TEXT SEGMENT:
You need to have the 5 following things to start with:
- something to glue your tiles/tesserae onto (a base),
- tiles/tesserae (or cut tiles),
- glue that will work with both your tiles and your base,
- something to cut your tiles into tesserae with, and
Everything else is just variations on that theme. It helps a great deal to have a project or design in mind and starting out simple is MUCH better.
- Base: For a wood base you can use MDF, fiberboard, or hardboard and seal it well with a water-based wood primer. (I tend to avoid most plywood because the water in the glue and/or grout can cause them to warp.) Terra cotta pots also make a nice starting project. These too need to be sealed if you want to use them for planting stuff in.
Other materials can be used for a base so long as they are rigid and durable. Be sure to clean them thoroughly to remove any grease, dirt, or oils.
Primers: For wood any water-based wood primer will work. This is a paint product and is different from deck sealant.
You can also make your own primer for wood or terra cotta with a solution of 5 parts water to 1 part WeldBond, applied in several coats allowing each coat to dry before applying the next.
- Tiles/Tesserae: Decide here if you want to work with broken dishes, stained glass, or glass tiles. Ceramic is easier to get hold of but a little harder to work with (IMHO). Stained glass needs a couple more tools to cut it, but it's easy to get and relatively inexpensive. Glass tiles are the easiest to work with, but can be the hardest to get and more expensive.
- Glue: If you're working on wood you can use just about any thick water-based glues--tacky glue, WeldBond, Crafter's Pick, etc. If you're working with china, the thicker the glue the better. Ceramic tile mastic, silicone, or Liquid Nails is good here because it allows you to build up the adhesive behind the thinner tiles to alleviate the differences in thickness.
- Cutting tool: I recommend a dual wheel cutter when students are working with glass. They tend to be the most versatile and the easiest to learn to master. Nippers are fine if that's all you can get hold of, but they can be harder to work with when you're just starting out. The dual wheel cutters can generally be found at stained glass shops and some hobby stores.

DATASET CONTENT:
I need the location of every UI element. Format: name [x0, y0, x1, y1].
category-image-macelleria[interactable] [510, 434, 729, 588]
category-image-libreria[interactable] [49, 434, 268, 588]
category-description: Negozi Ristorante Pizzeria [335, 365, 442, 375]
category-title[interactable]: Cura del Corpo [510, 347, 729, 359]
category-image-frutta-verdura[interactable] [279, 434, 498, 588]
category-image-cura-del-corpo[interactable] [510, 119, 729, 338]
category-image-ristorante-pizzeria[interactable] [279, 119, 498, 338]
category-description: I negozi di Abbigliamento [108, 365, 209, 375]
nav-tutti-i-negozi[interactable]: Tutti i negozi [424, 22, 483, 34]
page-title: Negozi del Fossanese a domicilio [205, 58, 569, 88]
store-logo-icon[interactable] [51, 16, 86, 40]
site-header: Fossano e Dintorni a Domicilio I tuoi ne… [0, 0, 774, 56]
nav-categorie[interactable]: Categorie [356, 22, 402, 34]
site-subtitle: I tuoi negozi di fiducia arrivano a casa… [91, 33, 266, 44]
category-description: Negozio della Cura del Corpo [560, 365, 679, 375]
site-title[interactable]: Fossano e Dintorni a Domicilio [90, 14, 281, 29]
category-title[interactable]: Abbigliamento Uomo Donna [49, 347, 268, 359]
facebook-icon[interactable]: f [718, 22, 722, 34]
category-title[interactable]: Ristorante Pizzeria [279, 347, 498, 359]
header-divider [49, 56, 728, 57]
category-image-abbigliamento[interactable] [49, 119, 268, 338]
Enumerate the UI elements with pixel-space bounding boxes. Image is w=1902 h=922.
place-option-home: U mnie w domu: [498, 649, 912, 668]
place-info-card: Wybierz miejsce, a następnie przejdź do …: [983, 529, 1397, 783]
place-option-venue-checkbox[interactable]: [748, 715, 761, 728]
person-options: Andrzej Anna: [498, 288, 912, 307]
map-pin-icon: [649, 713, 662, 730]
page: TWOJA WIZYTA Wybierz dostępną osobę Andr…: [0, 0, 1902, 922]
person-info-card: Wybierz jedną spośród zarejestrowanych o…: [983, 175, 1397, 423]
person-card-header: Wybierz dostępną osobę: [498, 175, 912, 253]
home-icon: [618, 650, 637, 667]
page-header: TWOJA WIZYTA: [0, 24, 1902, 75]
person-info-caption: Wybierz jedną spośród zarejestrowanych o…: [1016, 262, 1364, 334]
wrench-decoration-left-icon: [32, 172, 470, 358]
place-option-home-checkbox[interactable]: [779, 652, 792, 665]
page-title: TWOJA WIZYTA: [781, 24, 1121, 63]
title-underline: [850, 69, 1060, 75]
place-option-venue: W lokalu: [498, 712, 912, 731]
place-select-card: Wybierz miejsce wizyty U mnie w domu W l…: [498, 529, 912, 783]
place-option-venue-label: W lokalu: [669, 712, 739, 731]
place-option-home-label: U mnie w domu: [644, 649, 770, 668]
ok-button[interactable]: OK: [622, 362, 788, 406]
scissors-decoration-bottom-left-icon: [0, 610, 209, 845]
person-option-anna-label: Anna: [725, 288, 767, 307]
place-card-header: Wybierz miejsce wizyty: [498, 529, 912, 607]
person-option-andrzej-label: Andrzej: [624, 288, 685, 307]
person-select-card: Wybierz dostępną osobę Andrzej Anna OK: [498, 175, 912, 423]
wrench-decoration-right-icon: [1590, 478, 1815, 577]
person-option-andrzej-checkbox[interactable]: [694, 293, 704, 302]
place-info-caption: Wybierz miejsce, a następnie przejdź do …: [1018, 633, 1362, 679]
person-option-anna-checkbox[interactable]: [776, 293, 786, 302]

TASKS TO PERFORM:
**A)** In the mosaic supplies passage, which cutting tool is recommended when students are working with glass?
**B)** Decide whether each statement agrees with the mosaic supplies passage, answering yes or no and quoting the words that settle it. (i) Plywood is the preferred material for a wood base. (ii) A homemade primer can be made from 5 parts water to 1 part WeldBond. (iii) Glass tiles are the easiest kind of tesserae to work with.
**C)** Carry the mosaic supplies passage on from the point where it stops.
The rows have no connection to the mosaic supplies passage.

ANSWERS BELOW:
**A)** A dual wheel cutter.

**B)**
(i) No: "I tend to avoid most plywood because the water in the glue and/or grout can cause them to warp."
(ii) Yes: "a solution of 5 parts water to 1 part WeldBond"
(iii) Yes: "Glass tiles are the easiest to work with"

**C)**
If you’re using ceramic items (tiles, plates, etc.) as tesserae you can break them into manageable piece by wrapping it in a towel and whacking at it with a hammer. Then cut them into smaller shapes with a nipper or cutter.
- Grout: Start with dry, sanded grout. Premixed is hard to work with and more expensive; avoid it at this stage unless you want to make your life more difficult. Sanded grout is very forgiving. All you do is put some in a plastic cup or bowl, add water a little at a time and stir until it's somewhere between the consistency of mayonnaise and canned frosting. If you’re working with unsanded grout you want something the consistency of peanut butter or a little thinner. Follow the directions on the label to apply or go to any book on mosaics for pictures.
Before grouting make sure that there is no adhesive on the face of the tesserae or more than halfway up the side of the tesserae.
Tesserae placement: When laying tesserae keep in mind the space your grout will need. When using sanded grout, the spacing between the tesserae should be between 1/8 and 1/2 inch, basically no thinner than a craft stick and no thicker than your pinky. When using unsanded grout the space between tesserae should be 1/8 inch or less.